What to work on: Pull out every line containing the string "title".

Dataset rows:
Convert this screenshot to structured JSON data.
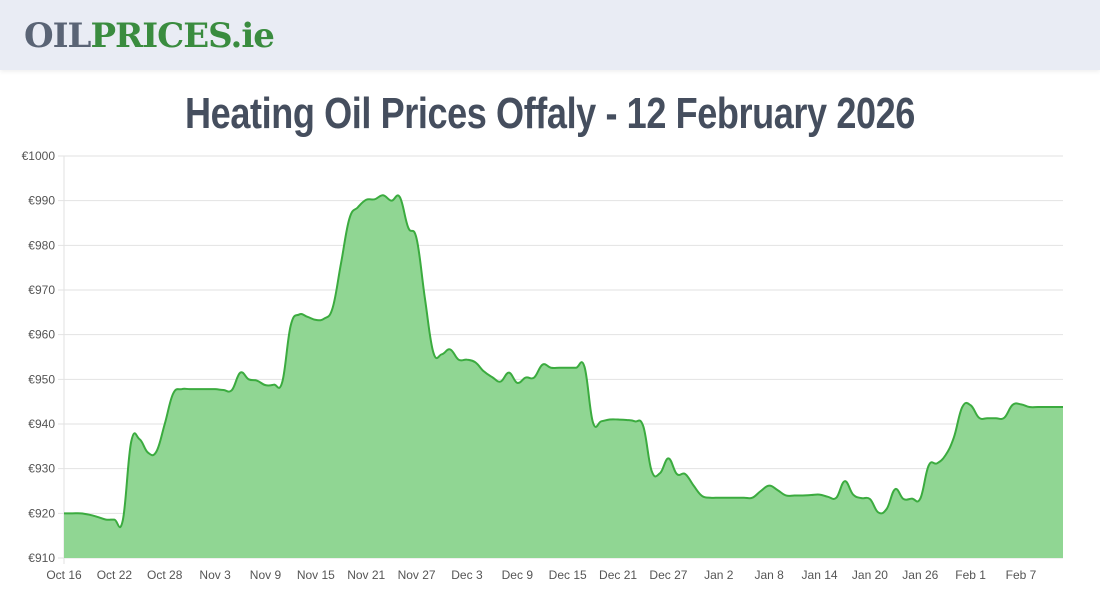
{
  "header": {
    "logo_part1": "OIL",
    "logo_part2": "PRICES.ie",
    "background": "#e9ecf4"
  },
  "page": {
    "title": "Heating Oil Prices Offaly - 12 February 2026"
  },
  "colors": {
    "line": "#3bab3f",
    "fill": "#90d693",
    "grid": "#e2e2e2"
  },
  "chart_data": {
    "type": "area",
    "title": "Heating Oil Prices Offaly - 12 February 2026",
    "xlabel": "",
    "ylabel": "",
    "ylim": [
      910,
      1000
    ],
    "yticks": [
      "€910",
      "€920",
      "€930",
      "€940",
      "€950",
      "€960",
      "€970",
      "€980",
      "€990",
      "€1000"
    ],
    "xticks": [
      "Oct 16",
      "Oct 22",
      "Oct 28",
      "Nov 3",
      "Nov 9",
      "Nov 15",
      "Nov 21",
      "Nov 27",
      "Dec 3",
      "Dec 9",
      "Dec 15",
      "Dec 21",
      "Dec 27",
      "Jan 2",
      "Jan 8",
      "Jan 14",
      "Jan 20",
      "Jan 26",
      "Feb 1",
      "Feb 7"
    ],
    "grid": true,
    "legend": "none",
    "x_start": "Oct 16",
    "x_end": "Feb 12",
    "series": [
      {
        "name": "Heating oil price (€)",
        "values": [
          920,
          920,
          920,
          919.7,
          919.2,
          918.6,
          918.6,
          918.4,
          936,
          936.6,
          933.6,
          933.8,
          940,
          946.8,
          947.8,
          947.8,
          947.8,
          947.8,
          947.8,
          947.6,
          947.6,
          951.5,
          950,
          949.7,
          948.7,
          948.8,
          949.4,
          962,
          964.5,
          964,
          963.3,
          963.6,
          966,
          976,
          986,
          988.5,
          990.2,
          990.3,
          991.2,
          990,
          990.8,
          984,
          981.5,
          968,
          956,
          955.6,
          956.7,
          954.4,
          954.4,
          953.8,
          951.8,
          950.5,
          949.5,
          951.5,
          949.2,
          950.4,
          950.4,
          953.3,
          952.6,
          952.6,
          952.6,
          952.6,
          952.8,
          940.4,
          940.6,
          941,
          941,
          940.9,
          940.6,
          939.5,
          929.5,
          929,
          932.3,
          928.8,
          928.8,
          926.2,
          923.9,
          923.5,
          923.5,
          923.5,
          923.5,
          923.5,
          923.5,
          925,
          926.2,
          925.2,
          924,
          924,
          924,
          924.1,
          924.2,
          923.7,
          923.5,
          927.2,
          924.2,
          923.4,
          923.2,
          920.2,
          921,
          925.4,
          923.2,
          923.3,
          923.3,
          930.7,
          931.2,
          933,
          937,
          943.8,
          944.2,
          941.4,
          941.3,
          941.3,
          941.4,
          944.3,
          944.4,
          943.8,
          943.8,
          943.8,
          943.8,
          943.8
        ]
      }
    ]
  }
}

Reply:
    "title": "Heating Oil Prices Offaly - 12 February 2026"
    "title": "Heating Oil Prices Offaly - 12 February 2026",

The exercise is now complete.